(Dataset entries)
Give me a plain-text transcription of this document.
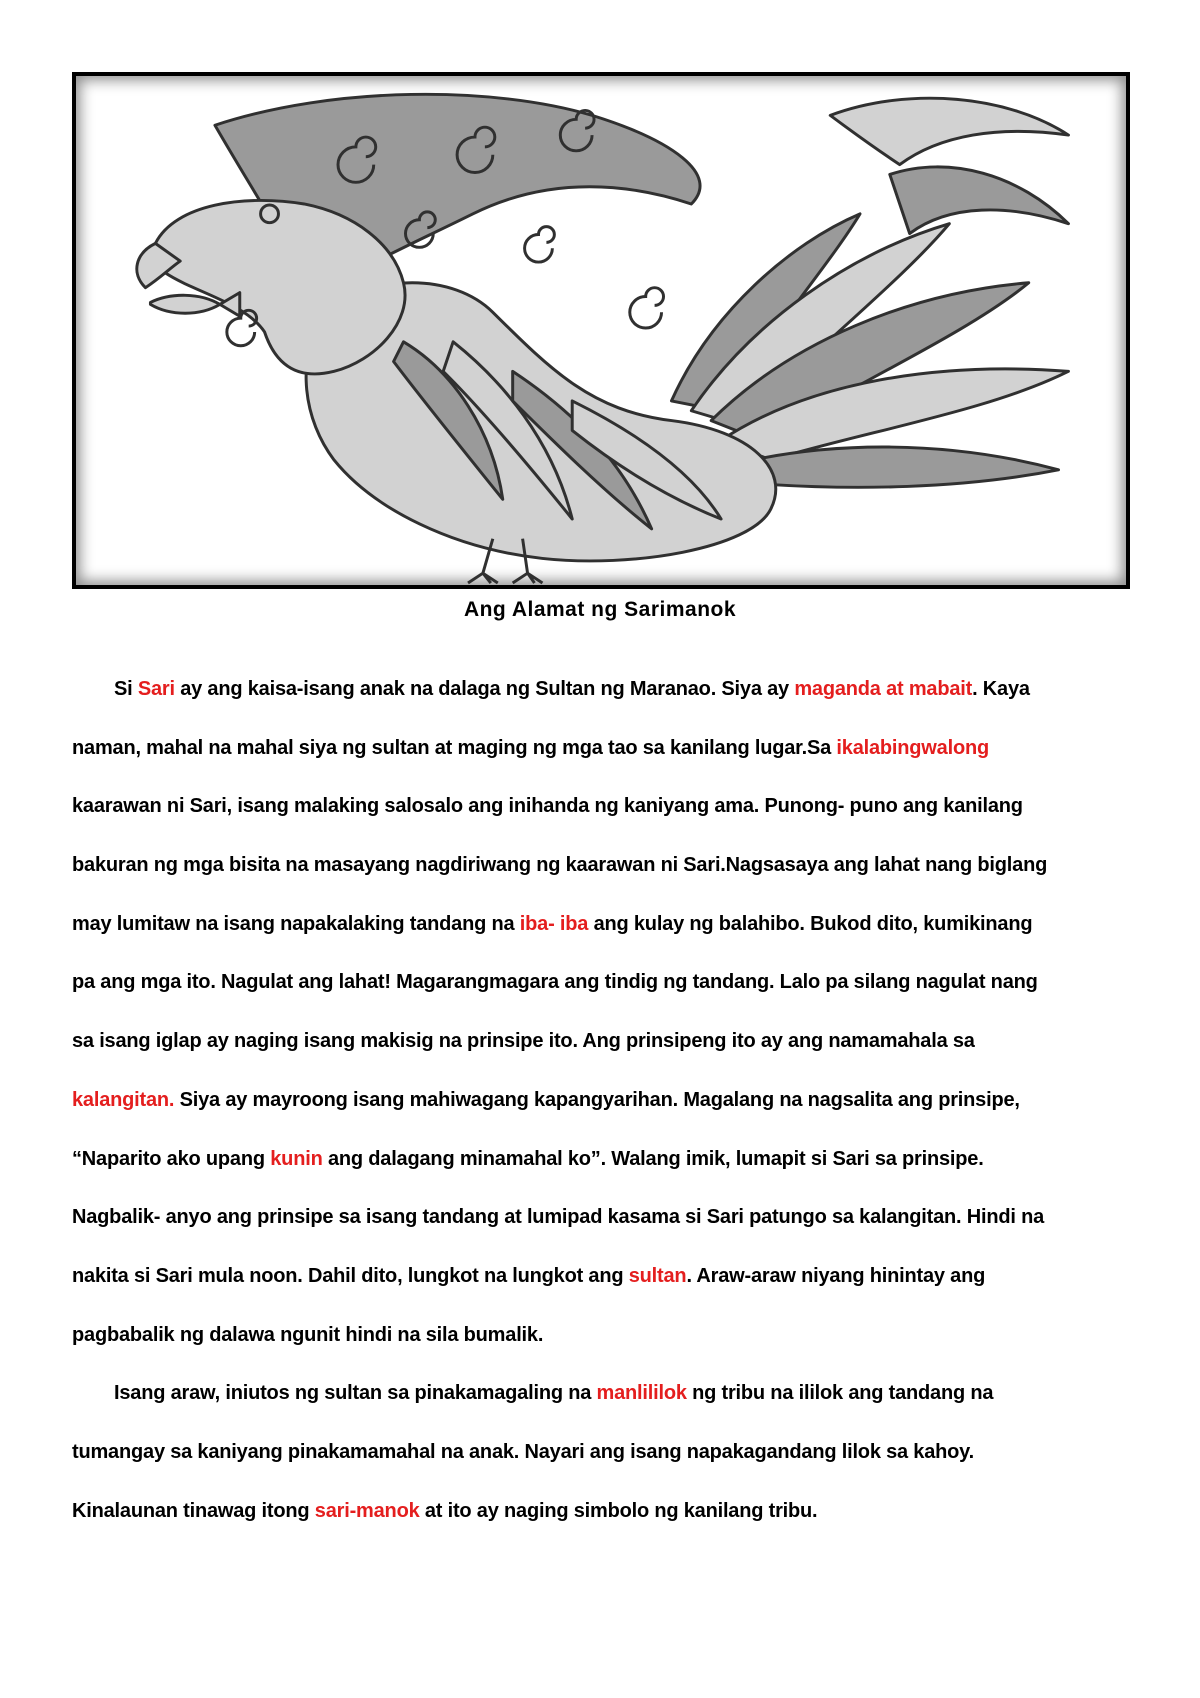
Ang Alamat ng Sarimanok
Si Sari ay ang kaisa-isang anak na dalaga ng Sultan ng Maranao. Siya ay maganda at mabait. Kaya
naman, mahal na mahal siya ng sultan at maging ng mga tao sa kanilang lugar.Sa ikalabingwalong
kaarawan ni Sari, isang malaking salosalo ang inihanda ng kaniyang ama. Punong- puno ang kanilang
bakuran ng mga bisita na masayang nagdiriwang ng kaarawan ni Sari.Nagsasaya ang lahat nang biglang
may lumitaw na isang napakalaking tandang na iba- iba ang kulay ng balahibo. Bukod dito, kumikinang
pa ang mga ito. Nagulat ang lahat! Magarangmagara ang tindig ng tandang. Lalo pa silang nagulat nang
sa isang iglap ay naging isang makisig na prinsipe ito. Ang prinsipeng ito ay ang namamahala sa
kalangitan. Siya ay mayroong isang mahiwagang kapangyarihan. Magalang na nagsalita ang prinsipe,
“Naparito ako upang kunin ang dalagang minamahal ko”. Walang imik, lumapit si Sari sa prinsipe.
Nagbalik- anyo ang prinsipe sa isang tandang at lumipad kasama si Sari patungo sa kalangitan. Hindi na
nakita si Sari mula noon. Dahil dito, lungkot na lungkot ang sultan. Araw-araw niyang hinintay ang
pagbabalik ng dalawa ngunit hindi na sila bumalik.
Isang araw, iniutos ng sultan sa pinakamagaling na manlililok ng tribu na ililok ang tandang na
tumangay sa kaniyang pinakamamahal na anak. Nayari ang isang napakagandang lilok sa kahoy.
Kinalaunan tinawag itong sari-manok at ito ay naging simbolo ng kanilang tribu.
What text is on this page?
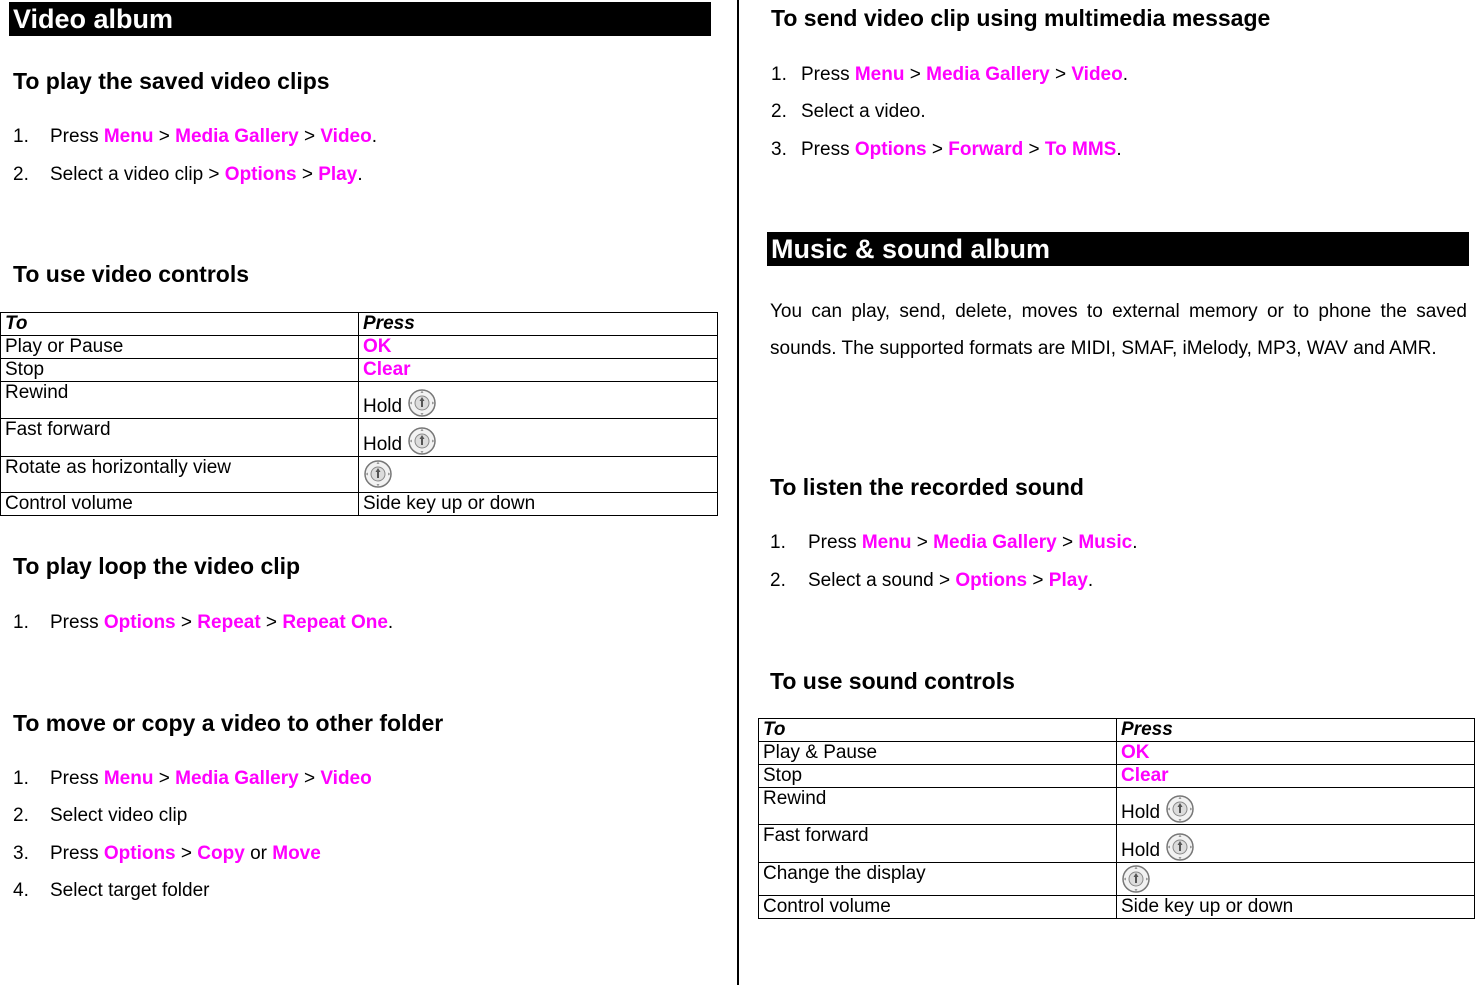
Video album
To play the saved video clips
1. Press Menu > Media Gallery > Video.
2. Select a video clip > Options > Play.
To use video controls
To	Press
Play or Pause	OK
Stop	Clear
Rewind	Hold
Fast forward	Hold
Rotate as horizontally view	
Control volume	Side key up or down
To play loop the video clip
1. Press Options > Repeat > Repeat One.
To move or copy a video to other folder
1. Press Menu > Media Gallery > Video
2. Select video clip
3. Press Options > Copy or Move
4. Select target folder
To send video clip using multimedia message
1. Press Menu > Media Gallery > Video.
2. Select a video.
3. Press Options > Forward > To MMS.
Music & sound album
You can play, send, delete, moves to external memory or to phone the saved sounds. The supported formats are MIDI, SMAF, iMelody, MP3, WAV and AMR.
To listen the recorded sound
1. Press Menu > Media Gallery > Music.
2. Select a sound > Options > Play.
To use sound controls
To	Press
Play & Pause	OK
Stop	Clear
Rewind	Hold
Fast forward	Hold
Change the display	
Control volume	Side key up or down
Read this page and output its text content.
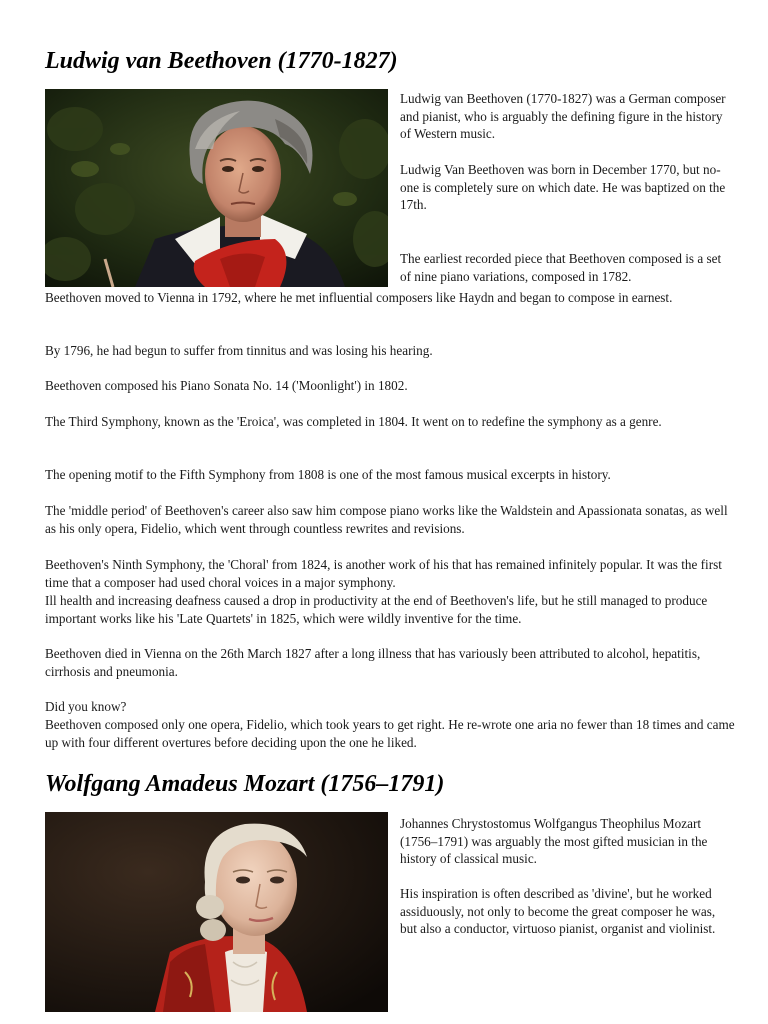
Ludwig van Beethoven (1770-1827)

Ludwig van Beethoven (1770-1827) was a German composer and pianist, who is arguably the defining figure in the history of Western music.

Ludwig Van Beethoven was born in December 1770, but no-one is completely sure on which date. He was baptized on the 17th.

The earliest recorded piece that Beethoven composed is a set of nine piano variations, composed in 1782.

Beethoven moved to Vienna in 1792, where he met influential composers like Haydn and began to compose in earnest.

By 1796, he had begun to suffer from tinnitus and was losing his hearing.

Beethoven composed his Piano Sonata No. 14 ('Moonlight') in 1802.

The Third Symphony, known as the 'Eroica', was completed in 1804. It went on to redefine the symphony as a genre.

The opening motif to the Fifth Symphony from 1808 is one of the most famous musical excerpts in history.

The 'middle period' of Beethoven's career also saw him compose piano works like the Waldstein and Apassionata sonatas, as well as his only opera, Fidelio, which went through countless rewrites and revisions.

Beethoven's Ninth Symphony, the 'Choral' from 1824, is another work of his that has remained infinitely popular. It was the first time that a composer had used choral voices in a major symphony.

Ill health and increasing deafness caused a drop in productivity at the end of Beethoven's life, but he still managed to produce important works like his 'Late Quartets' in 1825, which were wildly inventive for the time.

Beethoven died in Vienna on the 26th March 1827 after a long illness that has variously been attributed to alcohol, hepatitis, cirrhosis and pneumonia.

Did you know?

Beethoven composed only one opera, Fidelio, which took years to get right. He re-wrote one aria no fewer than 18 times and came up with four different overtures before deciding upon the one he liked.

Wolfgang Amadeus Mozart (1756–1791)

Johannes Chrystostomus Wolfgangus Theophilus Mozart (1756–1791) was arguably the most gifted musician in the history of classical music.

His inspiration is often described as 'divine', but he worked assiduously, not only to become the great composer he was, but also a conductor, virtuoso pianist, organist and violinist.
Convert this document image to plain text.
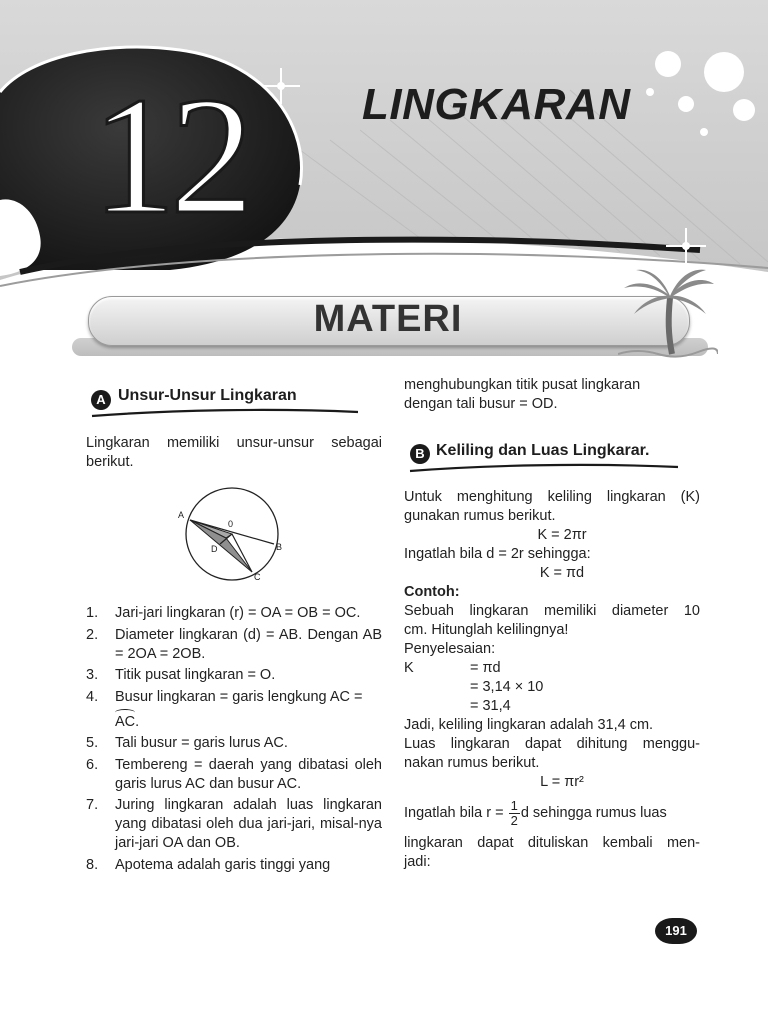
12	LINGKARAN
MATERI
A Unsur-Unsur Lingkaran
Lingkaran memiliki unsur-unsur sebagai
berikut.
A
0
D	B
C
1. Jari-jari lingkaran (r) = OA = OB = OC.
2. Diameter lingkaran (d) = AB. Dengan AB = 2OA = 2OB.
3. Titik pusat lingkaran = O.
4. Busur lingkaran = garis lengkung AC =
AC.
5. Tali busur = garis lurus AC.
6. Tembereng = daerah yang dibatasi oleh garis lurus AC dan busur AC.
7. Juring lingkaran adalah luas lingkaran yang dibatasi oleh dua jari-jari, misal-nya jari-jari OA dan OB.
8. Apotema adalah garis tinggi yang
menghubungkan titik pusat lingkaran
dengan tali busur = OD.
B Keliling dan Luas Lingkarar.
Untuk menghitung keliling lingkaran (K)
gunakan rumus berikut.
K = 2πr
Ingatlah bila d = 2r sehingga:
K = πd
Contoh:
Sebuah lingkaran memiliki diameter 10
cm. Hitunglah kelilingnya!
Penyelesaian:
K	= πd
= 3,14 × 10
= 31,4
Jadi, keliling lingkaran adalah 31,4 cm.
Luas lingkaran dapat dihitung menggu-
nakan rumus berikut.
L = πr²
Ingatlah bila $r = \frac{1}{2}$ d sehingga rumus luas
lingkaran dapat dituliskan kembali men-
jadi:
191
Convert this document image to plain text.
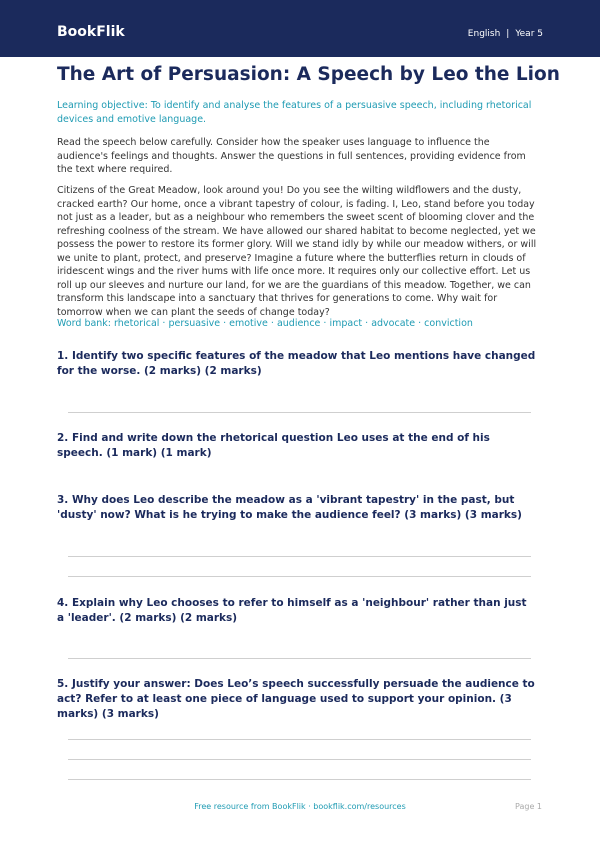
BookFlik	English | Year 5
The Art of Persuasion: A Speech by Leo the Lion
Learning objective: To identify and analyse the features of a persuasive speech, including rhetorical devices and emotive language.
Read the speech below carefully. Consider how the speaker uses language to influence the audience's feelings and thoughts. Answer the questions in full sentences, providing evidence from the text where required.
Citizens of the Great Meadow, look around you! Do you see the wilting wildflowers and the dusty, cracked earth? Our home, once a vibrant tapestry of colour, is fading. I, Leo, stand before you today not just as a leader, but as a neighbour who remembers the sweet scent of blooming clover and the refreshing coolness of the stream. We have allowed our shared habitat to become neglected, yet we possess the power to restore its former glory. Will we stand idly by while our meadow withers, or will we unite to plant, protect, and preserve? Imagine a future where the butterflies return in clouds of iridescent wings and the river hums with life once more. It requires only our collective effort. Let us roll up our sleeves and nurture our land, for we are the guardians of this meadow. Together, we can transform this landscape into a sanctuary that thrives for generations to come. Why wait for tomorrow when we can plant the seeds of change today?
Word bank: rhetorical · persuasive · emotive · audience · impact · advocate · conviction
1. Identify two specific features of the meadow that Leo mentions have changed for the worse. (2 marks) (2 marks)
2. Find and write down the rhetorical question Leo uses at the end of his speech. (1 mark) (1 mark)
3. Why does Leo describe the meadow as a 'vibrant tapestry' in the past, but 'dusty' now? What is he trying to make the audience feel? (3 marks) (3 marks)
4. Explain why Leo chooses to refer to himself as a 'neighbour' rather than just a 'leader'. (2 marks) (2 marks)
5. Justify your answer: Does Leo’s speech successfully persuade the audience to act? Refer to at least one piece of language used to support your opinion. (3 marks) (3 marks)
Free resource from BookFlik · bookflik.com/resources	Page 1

What you will do
Gather every line from the entries above where the word "most" appears, and copy them.

Final result
The opening motif to the Fifth Symphony from 1808 is one of the most famous musical excerpts in history.
Johannes Chrystostomus Wolfgangus Theophilus Mozart (1756–1791) was arguably the most gifted musician in the history of classical music.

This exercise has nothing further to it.